Work required:
Below is a listing to transcribe in full and exactly; keep the pictures out.

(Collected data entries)
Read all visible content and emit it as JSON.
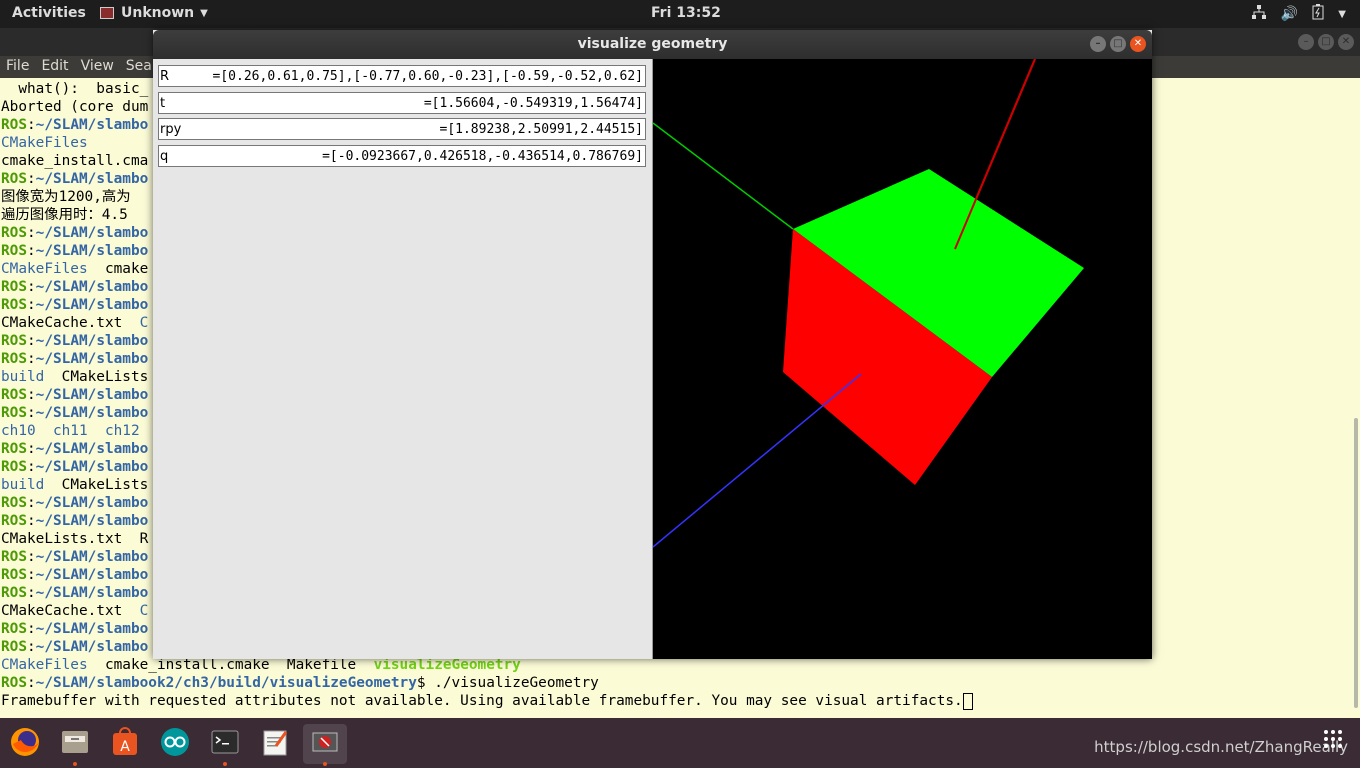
{
  "topbar": {
    "activities": "Activities",
    "app_name": "Unknown",
    "clock": "Fri 13:52"
  },
  "terminal": {
    "menu": [
      "File",
      "Edit",
      "View",
      "Sea"
    ],
    "lines": [
      {
        "parts": [
          {
            "t": "  what():  basic_",
            "c": ""
          }
        ]
      },
      {
        "parts": [
          {
            "t": "Aborted (core dum",
            "c": ""
          }
        ]
      },
      {
        "parts": [
          {
            "t": "ROS",
            "c": "ros"
          },
          {
            "t": ":",
            "c": ""
          },
          {
            "t": "~/SLAM/slambo",
            "c": "path"
          }
        ]
      },
      {
        "parts": [
          {
            "t": "CMakeFiles",
            "c": "dir"
          }
        ]
      },
      {
        "parts": [
          {
            "t": "cmake_install.cma",
            "c": ""
          }
        ]
      },
      {
        "parts": [
          {
            "t": "ROS",
            "c": "ros"
          },
          {
            "t": ":",
            "c": ""
          },
          {
            "t": "~/SLAM/slambo",
            "c": "path"
          }
        ]
      },
      {
        "parts": [
          {
            "t": "图像宽为1200,高为",
            "c": ""
          }
        ]
      },
      {
        "parts": [
          {
            "t": "遍历图像用时：4.5",
            "c": ""
          }
        ]
      },
      {
        "parts": [
          {
            "t": "ROS",
            "c": "ros"
          },
          {
            "t": ":",
            "c": ""
          },
          {
            "t": "~/SLAM/slambo",
            "c": "path"
          }
        ]
      },
      {
        "parts": [
          {
            "t": "ROS",
            "c": "ros"
          },
          {
            "t": ":",
            "c": ""
          },
          {
            "t": "~/SLAM/slambo",
            "c": "path"
          }
        ]
      },
      {
        "parts": [
          {
            "t": "CMakeFiles",
            "c": "dir"
          },
          {
            "t": "  cmake",
            "c": ""
          }
        ]
      },
      {
        "parts": [
          {
            "t": "ROS",
            "c": "ros"
          },
          {
            "t": ":",
            "c": ""
          },
          {
            "t": "~/SLAM/slambo",
            "c": "path"
          }
        ]
      },
      {
        "parts": [
          {
            "t": "ROS",
            "c": "ros"
          },
          {
            "t": ":",
            "c": ""
          },
          {
            "t": "~/SLAM/slambo",
            "c": "path"
          }
        ]
      },
      {
        "parts": [
          {
            "t": "CMakeCache.txt  ",
            "c": ""
          },
          {
            "t": "C",
            "c": "dir"
          }
        ]
      },
      {
        "parts": [
          {
            "t": "ROS",
            "c": "ros"
          },
          {
            "t": ":",
            "c": ""
          },
          {
            "t": "~/SLAM/slambo",
            "c": "path"
          }
        ]
      },
      {
        "parts": [
          {
            "t": "ROS",
            "c": "ros"
          },
          {
            "t": ":",
            "c": ""
          },
          {
            "t": "~/SLAM/slambo",
            "c": "path"
          }
        ]
      },
      {
        "parts": [
          {
            "t": "build",
            "c": "dir"
          },
          {
            "t": "  CMakeLists",
            "c": ""
          }
        ]
      },
      {
        "parts": [
          {
            "t": "ROS",
            "c": "ros"
          },
          {
            "t": ":",
            "c": ""
          },
          {
            "t": "~/SLAM/slambo",
            "c": "path"
          }
        ]
      },
      {
        "parts": [
          {
            "t": "ROS",
            "c": "ros"
          },
          {
            "t": ":",
            "c": ""
          },
          {
            "t": "~/SLAM/slambo",
            "c": "path"
          }
        ]
      },
      {
        "parts": [
          {
            "t": "ch10  ch11  ch12",
            "c": "dir"
          }
        ]
      },
      {
        "parts": [
          {
            "t": "ROS",
            "c": "ros"
          },
          {
            "t": ":",
            "c": ""
          },
          {
            "t": "~/SLAM/slambo",
            "c": "path"
          }
        ]
      },
      {
        "parts": [
          {
            "t": "ROS",
            "c": "ros"
          },
          {
            "t": ":",
            "c": ""
          },
          {
            "t": "~/SLAM/slambo",
            "c": "path"
          }
        ]
      },
      {
        "parts": [
          {
            "t": "build",
            "c": "dir"
          },
          {
            "t": "  CMakeLists",
            "c": ""
          }
        ]
      },
      {
        "parts": [
          {
            "t": "ROS",
            "c": "ros"
          },
          {
            "t": ":",
            "c": ""
          },
          {
            "t": "~/SLAM/slambo",
            "c": "path"
          }
        ]
      },
      {
        "parts": [
          {
            "t": "ROS",
            "c": "ros"
          },
          {
            "t": ":",
            "c": ""
          },
          {
            "t": "~/SLAM/slambo",
            "c": "path"
          }
        ]
      },
      {
        "parts": [
          {
            "t": "CMakeLists.txt  R",
            "c": ""
          }
        ]
      },
      {
        "parts": [
          {
            "t": "ROS",
            "c": "ros"
          },
          {
            "t": ":",
            "c": ""
          },
          {
            "t": "~/SLAM/slambo",
            "c": "path"
          }
        ]
      },
      {
        "parts": [
          {
            "t": "ROS",
            "c": "ros"
          },
          {
            "t": ":",
            "c": ""
          },
          {
            "t": "~/SLAM/slambo",
            "c": "path"
          }
        ]
      },
      {
        "parts": [
          {
            "t": "ROS",
            "c": "ros"
          },
          {
            "t": ":",
            "c": ""
          },
          {
            "t": "~/SLAM/slambo",
            "c": "path"
          }
        ]
      },
      {
        "parts": [
          {
            "t": "CMakeCache.txt  ",
            "c": ""
          },
          {
            "t": "C",
            "c": "dir"
          }
        ]
      },
      {
        "parts": [
          {
            "t": "ROS",
            "c": "ros"
          },
          {
            "t": ":",
            "c": ""
          },
          {
            "t": "~/SLAM/slambo",
            "c": "path"
          }
        ]
      },
      {
        "parts": [
          {
            "t": "ROS",
            "c": "ros"
          },
          {
            "t": ":",
            "c": ""
          },
          {
            "t": "~/SLAM/slambo",
            "c": "path"
          }
        ]
      },
      {
        "parts": [
          {
            "t": "CMakeFiles",
            "c": "dir"
          },
          {
            "t": "  cmake_install.cmake  Makefile  ",
            "c": ""
          },
          {
            "t": "visualizeGeometry",
            "c": "exe"
          }
        ]
      },
      {
        "parts": [
          {
            "t": "ROS",
            "c": "ros"
          },
          {
            "t": ":",
            "c": ""
          },
          {
            "t": "~/SLAM/slambook2/ch3/build/visualizeGeometry",
            "c": "path"
          },
          {
            "t": "$ ./visualizeGeometry",
            "c": ""
          }
        ]
      },
      {
        "parts": [
          {
            "t": "Framebuffer with requested attributes not available. Using available framebuffer. You may see visual artifacts.",
            "c": ""
          }
        ],
        "cursor": true
      }
    ]
  },
  "window": {
    "title": "visualize geometry",
    "fields": [
      {
        "label": "R",
        "value": "=[0.26,0.61,0.75],[-0.77,0.60,-0.23],[-0.59,-0.52,0.62]"
      },
      {
        "label": "t",
        "value": "=[1.56604,-0.549319,1.56474]"
      },
      {
        "label": "rpy",
        "value": "=[1.89238,2.50991,2.44515]"
      },
      {
        "label": "q",
        "value": "=[-0.0923667,0.426518,-0.436514,0.786769]"
      }
    ]
  },
  "dock": {
    "items": [
      "firefox-icon",
      "files-icon",
      "software-center-icon",
      "arduino-icon",
      "terminal-icon",
      "text-editor-icon",
      "visualize-geometry-icon"
    ],
    "watermark": "https://blog.csdn.net/ZhangReally"
  },
  "colors": {
    "cube_top": "#00ff00",
    "cube_front": "#ff0000",
    "cube_side": "#0000ff",
    "accent": "#e95420"
  }
}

Reply to the exercise:
Read all visible content and emit it as JSON.
{
  "topbar": {
    "activities": "Activities",
    "app_name": "Unknown",
    "clock": "Fri 13:52"
  },
  "terminal": {
    "menu": [
      "File",
      "Edit",
      "View",
      "Sea"
    ],
    "lines": [
      {
        "parts": [
          {
            "t": "  what():  basic_",
            "c": ""
          }
        ]
      },
      {
        "parts": [
          {
            "t": "Aborted (core dum",
            "c": ""
          }
        ]
      },
      {
        "parts": [
          {
            "t": "ROS",
            "c": "ros"
          },
          {
            "t": ":",
            "c": ""
          },
          {
            "t": "~/SLAM/slambo",
            "c": "path"
          }
        ]
      },
      {
        "parts": [
          {
            "t": "CMakeFiles",
            "c": "dir"
          }
        ]
      },
      {
        "parts": [
          {
            "t": "cmake_install.cma",
            "c": ""
          }
        ]
      },
      {
        "parts": [
          {
            "t": "ROS",
            "c": "ros"
          },
          {
            "t": ":",
            "c": ""
          },
          {
            "t": "~/SLAM/slambo",
            "c": "path"
          }
        ]
      },
      {
        "parts": [
          {
            "t": "图像宽为1200,高为",
            "c": ""
          }
        ]
      },
      {
        "parts": [
          {
            "t": "遍历图像用时：4.5",
            "c": ""
          }
        ]
      },
      {
        "parts": [
          {
            "t": "ROS",
            "c": "ros"
          },
          {
            "t": ":",
            "c": ""
          },
          {
            "t": "~/SLAM/slambo",
            "c": "path"
          }
        ]
      },
      {
        "parts": [
          {
            "t": "ROS",
            "c": "ros"
          },
          {
            "t": ":",
            "c": ""
          },
          {
            "t": "~/SLAM/slambo",
            "c": "path"
          }
        ]
      },
      {
        "parts": [
          {
            "t": "CMakeFiles",
            "c": "dir"
          },
          {
            "t": "  cmake",
            "c": ""
          }
        ]
      },
      {
        "parts": [
          {
            "t": "ROS",
            "c": "ros"
          },
          {
            "t": ":",
            "c": ""
          },
          {
            "t": "~/SLAM/slambo",
            "c": "path"
          }
        ]
      },
      {
        "parts": [
          {
            "t": "ROS",
            "c": "ros"
          },
          {
            "t": ":",
            "c": ""
          },
          {
            "t": "~/SLAM/slambo",
            "c": "path"
          }
        ]
      },
      {
        "parts": [
          {
            "t": "CMakeCache.txt  ",
            "c": ""
          },
          {
            "t": "C",
            "c": "dir"
          }
        ]
      },
      {
        "parts": [
          {
            "t": "ROS",
            "c": "ros"
          },
          {
            "t": ":",
            "c": ""
          },
          {
            "t": "~/SLAM/slambo",
            "c": "path"
          }
        ]
      },
      {
        "parts": [
          {
            "t": "ROS",
            "c": "ros"
          },
          {
            "t": ":",
            "c": ""
          },
          {
            "t": "~/SLAM/slambo",
            "c": "path"
          }
        ]
      },
      {
        "parts": [
          {
            "t": "build",
            "c": "dir"
          },
          {
            "t": "  CMakeLists",
            "c": ""
          }
        ]
      },
      {
        "parts": [
          {
            "t": "ROS",
            "c": "ros"
          },
          {
            "t": ":",
            "c": ""
          },
          {
            "t": "~/SLAM/slambo",
            "c": "path"
          }
        ]
      },
      {
        "parts": [
          {
            "t": "ROS",
            "c": "ros"
          },
          {
            "t": ":",
            "c": ""
          },
          {
            "t": "~/SLAM/slambo",
            "c": "path"
          }
        ]
      },
      {
        "parts": [
          {
            "t": "ch10  ch11  ch12",
            "c": "dir"
          }
        ]
      },
      {
        "parts": [
          {
            "t": "ROS",
            "c": "ros"
          },
          {
            "t": ":",
            "c": ""
          },
          {
            "t": "~/SLAM/slambo",
            "c": "path"
          }
        ]
      },
      {
        "parts": [
          {
            "t": "ROS",
            "c": "ros"
          },
          {
            "t": ":",
            "c": ""
          },
          {
            "t": "~/SLAM/slambo",
            "c": "path"
          }
        ]
      },
      {
        "parts": [
          {
            "t": "build",
            "c": "dir"
          },
          {
            "t": "  CMakeLists",
            "c": ""
          }
        ]
      },
      {
        "parts": [
          {
            "t": "ROS",
            "c": "ros"
          },
          {
            "t": ":",
            "c": ""
          },
          {
            "t": "~/SLAM/slambo",
            "c": "path"
          }
        ]
      },
      {
        "parts": [
          {
            "t": "ROS",
            "c": "ros"
          },
          {
            "t": ":",
            "c": ""
          },
          {
            "t": "~/SLAM/slambo",
            "c": "path"
          }
        ]
      },
      {
        "parts": [
          {
            "t": "CMakeLists.txt  R",
            "c": ""
          }
        ]
      },
      {
        "parts": [
          {
            "t": "ROS",
            "c": "ros"
          },
          {
            "t": ":",
            "c": ""
          },
          {
            "t": "~/SLAM/slambo",
            "c": "path"
          }
        ]
      },
      {
        "parts": [
          {
            "t": "ROS",
            "c": "ros"
          },
          {
            "t": ":",
            "c": ""
          },
          {
            "t": "~/SLAM/slambo",
            "c": "path"
          }
        ]
      },
      {
        "parts": [
          {
            "t": "ROS",
            "c": "ros"
          },
          {
            "t": ":",
            "c": ""
          },
          {
            "t": "~/SLAM/slambo",
            "c": "path"
          }
        ]
      },
      {
        "parts": [
          {
            "t": "CMakeCache.txt  ",
            "c": ""
          },
          {
            "t": "C",
            "c": "dir"
          }
        ]
      },
      {
        "parts": [
          {
            "t": "ROS",
            "c": "ros"
          },
          {
            "t": ":",
            "c": ""
          },
          {
            "t": "~/SLAM/slambo",
            "c": "path"
          }
        ]
      },
      {
        "parts": [
          {
            "t": "ROS",
            "c": "ros"
          },
          {
            "t": ":",
            "c": ""
          },
          {
            "t": "~/SLAM/slambo",
            "c": "path"
          }
        ]
      },
      {
        "parts": [
          {
            "t": "CMakeFiles",
            "c": "dir"
          },
          {
            "t": "  cmake_install.cmake  Makefile  ",
            "c": ""
          },
          {
            "t": "visualizeGeometry",
            "c": "exe"
          }
        ]
      },
      {
        "parts": [
          {
            "t": "ROS",
            "c": "ros"
          },
          {
            "t": ":",
            "c": ""
          },
          {
            "t": "~/SLAM/slambook2/ch3/build/visualizeGeometry",
            "c": "path"
          },
          {
            "t": "$ ./visualizeGeometry",
            "c": ""
          }
        ]
      },
      {
        "parts": [
          {
            "t": "Framebuffer with requested attributes not available. Using available framebuffer. You may see visual artifacts.",
            "c": ""
          }
        ],
        "cursor": true
      }
    ]
  },
  "window": {
    "title": "visualize geometry",
    "fields": [
      {
        "label": "R",
        "value": "=[0.26,0.61,0.75],[-0.77,0.60,-0.23],[-0.59,-0.52,0.62]"
      },
      {
        "label": "t",
        "value": "=[1.56604,-0.549319,1.56474]"
      },
      {
        "label": "rpy",
        "value": "=[1.89238,2.50991,2.44515]"
      },
      {
        "label": "q",
        "value": "=[-0.0923667,0.426518,-0.436514,0.786769]"
      }
    ]
  },
  "dock": {
    "items": [
      "firefox-icon",
      "files-icon",
      "software-center-icon",
      "arduino-icon",
      "terminal-icon",
      "text-editor-icon",
      "visualize-geometry-icon"
    ],
    "watermark": "https://blog.csdn.net/ZhangReally"
  },
  "colors": {
    "cube_top": "#00ff00",
    "cube_front": "#ff0000",
    "cube_side": "#0000ff",
    "accent": "#e95420"
  }
}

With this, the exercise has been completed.